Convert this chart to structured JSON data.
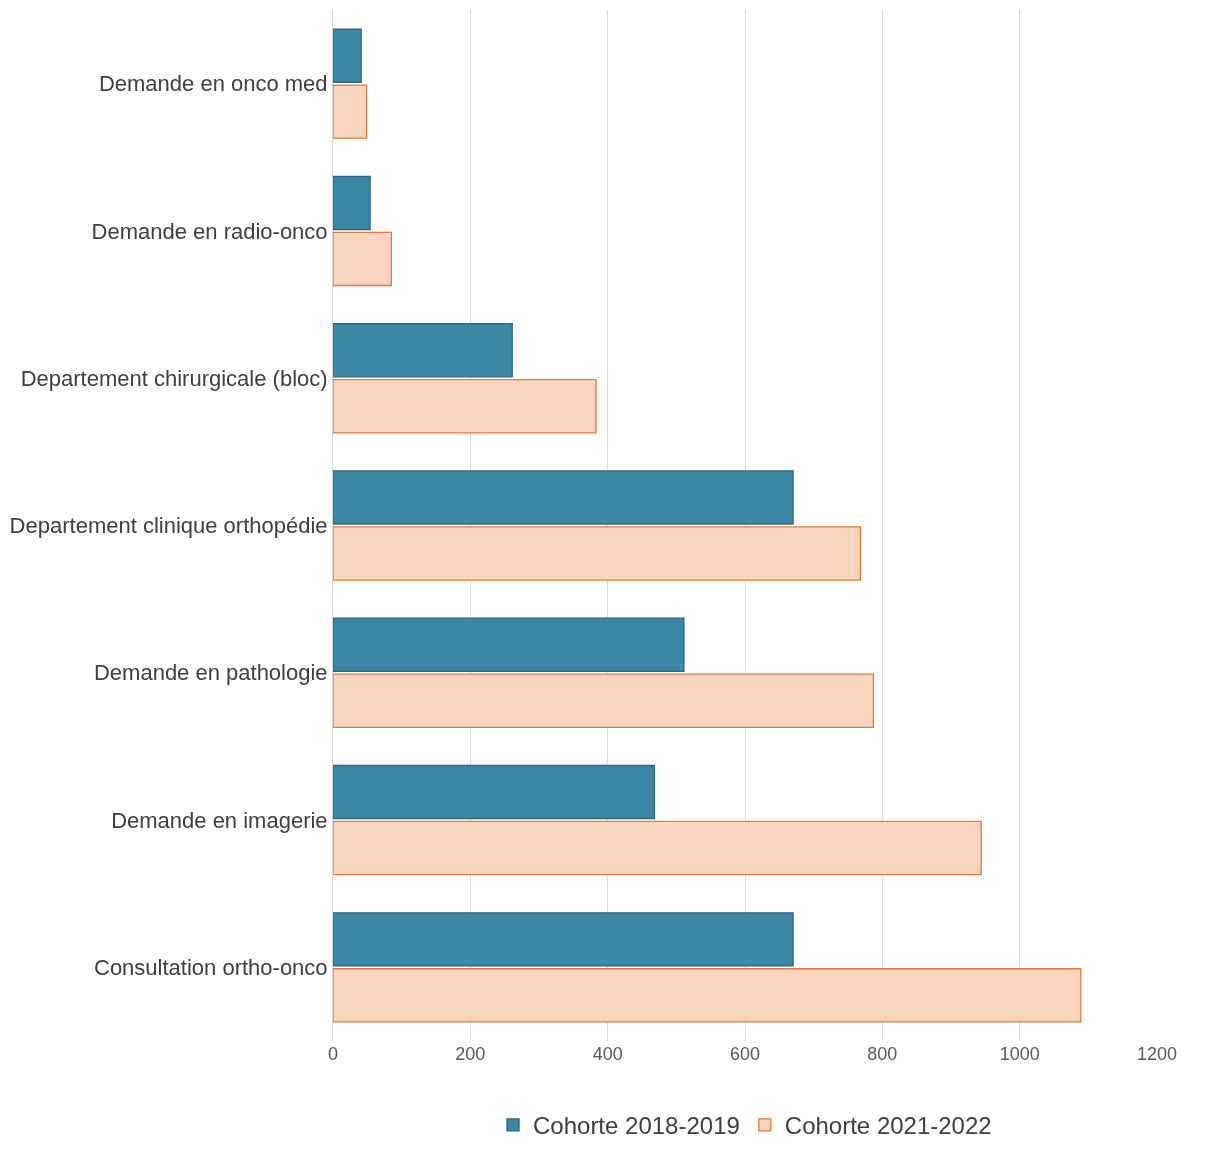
{
  "chart_data": {
    "type": "bar",
    "orientation": "horizontal",
    "categories": [
      "Demande en onco med",
      "Demande en radio-onco",
      "Departement chirurgicale (bloc)",
      "Departement clinique orthopédie",
      "Demande en pathologie",
      "Demande en imagerie",
      "Consultation ortho-onco"
    ],
    "series": [
      {
        "name": "Cohorte 2018-2019",
        "color": "#3c87a6",
        "values": [
          41,
          54,
          261,
          670,
          511,
          468,
          670
        ]
      },
      {
        "name": "Cohorte 2021-2022",
        "color": "#f9d5be",
        "values": [
          49,
          85,
          383,
          768,
          787,
          944,
          1089
        ]
      }
    ],
    "xlim": [
      0,
      1200
    ],
    "xticks": [
      0,
      200,
      400,
      600,
      800,
      1000,
      1200
    ],
    "grid": "x",
    "legend": "bottom"
  }
}
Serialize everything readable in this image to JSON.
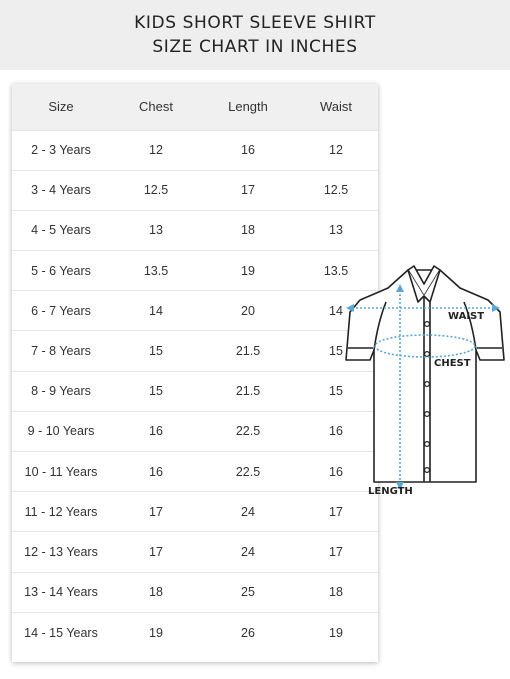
{
  "title": {
    "line1": "KIDS SHORT SLEEVE SHIRT",
    "line2": "SIZE CHART IN INCHES"
  },
  "table": {
    "headers": [
      "Size",
      "Chest",
      "Length",
      "Waist"
    ],
    "rows": [
      [
        "2 - 3 Years",
        "12",
        "16",
        "12"
      ],
      [
        "3 - 4 Years",
        "12.5",
        "17",
        "12.5"
      ],
      [
        "4 - 5 Years",
        "13",
        "18",
        "13"
      ],
      [
        "5 - 6 Years",
        "13.5",
        "19",
        "13.5"
      ],
      [
        "6 - 7 Years",
        "14",
        "20",
        "14"
      ],
      [
        "7 - 8 Years",
        "15",
        "21.5",
        "15"
      ],
      [
        "8 - 9 Years",
        "15",
        "21.5",
        "15"
      ],
      [
        "9 - 10 Years",
        "16",
        "22.5",
        "16"
      ],
      [
        "10 - 11 Years",
        "16",
        "22.5",
        "16"
      ],
      [
        "11 - 12 Years",
        "17",
        "24",
        "17"
      ],
      [
        "12 - 13 Years",
        "17",
        "24",
        "17"
      ],
      [
        "13 - 14 Years",
        "18",
        "25",
        "18"
      ],
      [
        "14 - 15 Years",
        "19",
        "26",
        "19"
      ]
    ]
  },
  "diagram": {
    "waist_label": "WAIST",
    "chest_label": "CHEST",
    "length_label": "LENGTH",
    "icon": "shirt-icon"
  },
  "colors": {
    "banner_bg": "#eeeeee",
    "header_bg": "#f0f0f0",
    "measure_line": "#5aa8d8"
  }
}
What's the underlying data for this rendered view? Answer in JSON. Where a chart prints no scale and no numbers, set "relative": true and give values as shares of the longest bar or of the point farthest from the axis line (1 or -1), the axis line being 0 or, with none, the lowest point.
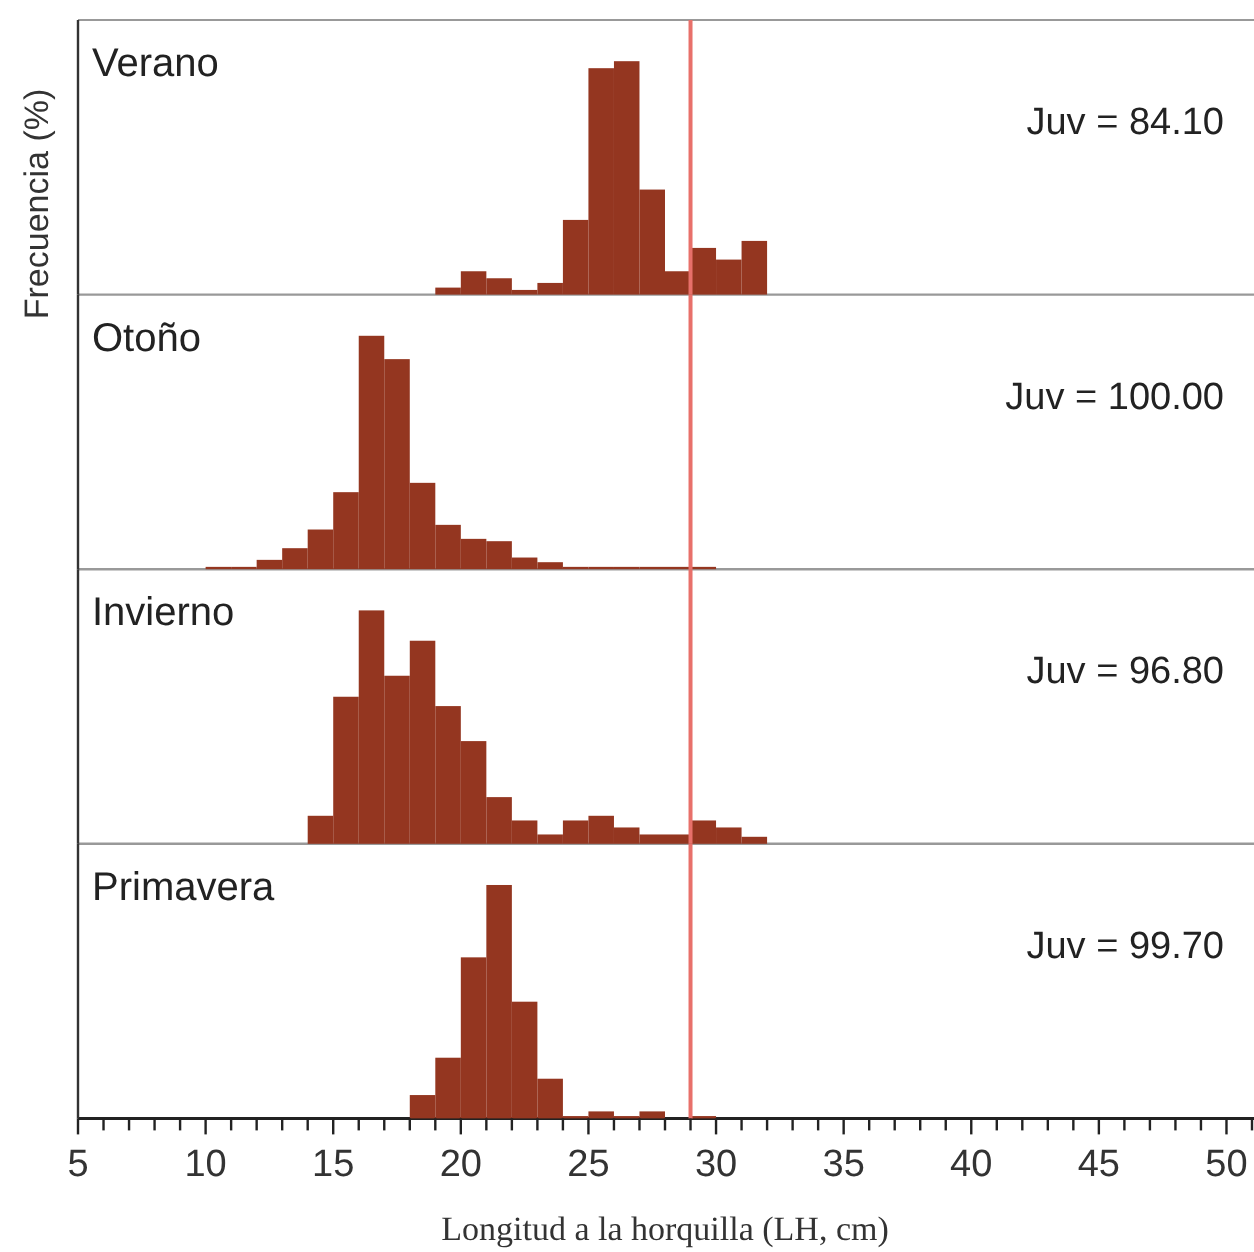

▸ **TASK STATEMENT**
Omit every picture, then reproduce the rest of the listing exactly.

▸ **EXERCISE OUTPUT**
Convert this chart to structured JSON data.
{
  "chart_data": {
    "type": "bar",
    "orientation": "horizontal",
    "categories": [
      "Demande en onco med",
      "Demande en radio-onco",
      "Departement chirurgicale (bloc)",
      "Departement clinique orthopédie",
      "Demande en pathologie",
      "Demande en imagerie",
      "Consultation ortho-onco"
    ],
    "series": [
      {
        "name": "Cohorte 2018-2019",
        "color": "#3c87a6",
        "values": [
          41,
          54,
          261,
          670,
          511,
          468,
          670
        ]
      },
      {
        "name": "Cohorte 2021-2022",
        "color": "#f9d5be",
        "values": [
          49,
          85,
          383,
          768,
          787,
          944,
          1089
        ]
      }
    ],
    "xlim": [
      0,
      1200
    ],
    "xticks": [
      0,
      200,
      400,
      600,
      800,
      1000,
      1200
    ],
    "grid": "x",
    "legend": "bottom"
  }
}
Serialize everything readable in this image to JSON.
{
  "title": {
    "line1": "KIDS SHORT SLEEVE SHIRT",
    "line2": "SIZE CHART IN INCHES"
  },
  "table": {
    "headers": [
      "Size",
      "Chest",
      "Length",
      "Waist"
    ],
    "rows": [
      [
        "2 - 3 Years",
        "12",
        "16",
        "12"
      ],
      [
        "3 - 4 Years",
        "12.5",
        "17",
        "12.5"
      ],
      [
        "4 - 5 Years",
        "13",
        "18",
        "13"
      ],
      [
        "5 - 6 Years",
        "13.5",
        "19",
        "13.5"
      ],
      [
        "6 - 7 Years",
        "14",
        "20",
        "14"
      ],
      [
        "7 - 8 Years",
        "15",
        "21.5",
        "15"
      ],
      [
        "8 - 9 Years",
        "15",
        "21.5",
        "15"
      ],
      [
        "9 - 10 Years",
        "16",
        "22.5",
        "16"
      ],
      [
        "10 - 11 Years",
        "16",
        "22.5",
        "16"
      ],
      [
        "11 - 12 Years",
        "17",
        "24",
        "17"
      ],
      [
        "12 - 13 Years",
        "17",
        "24",
        "17"
      ],
      [
        "13 - 14 Years",
        "18",
        "25",
        "18"
      ],
      [
        "14 - 15 Years",
        "19",
        "26",
        "19"
      ]
    ]
  },
  "diagram": {
    "waist_label": "WAIST",
    "chest_label": "CHEST",
    "length_label": "LENGTH",
    "icon": "shirt-icon"
  },
  "colors": {
    "banner_bg": "#eeeeee",
    "header_bg": "#f0f0f0",
    "measure_line": "#5aa8d8"
  }
}
What's the underlying data for this rendered view? Answer in JSON. Where a chart prints no scale and no numbers, set "relative": true and give values as shares of the longest bar or of the point farthest from the axis line (1 or -1), the axis line being 0 or, with none, the lowest point.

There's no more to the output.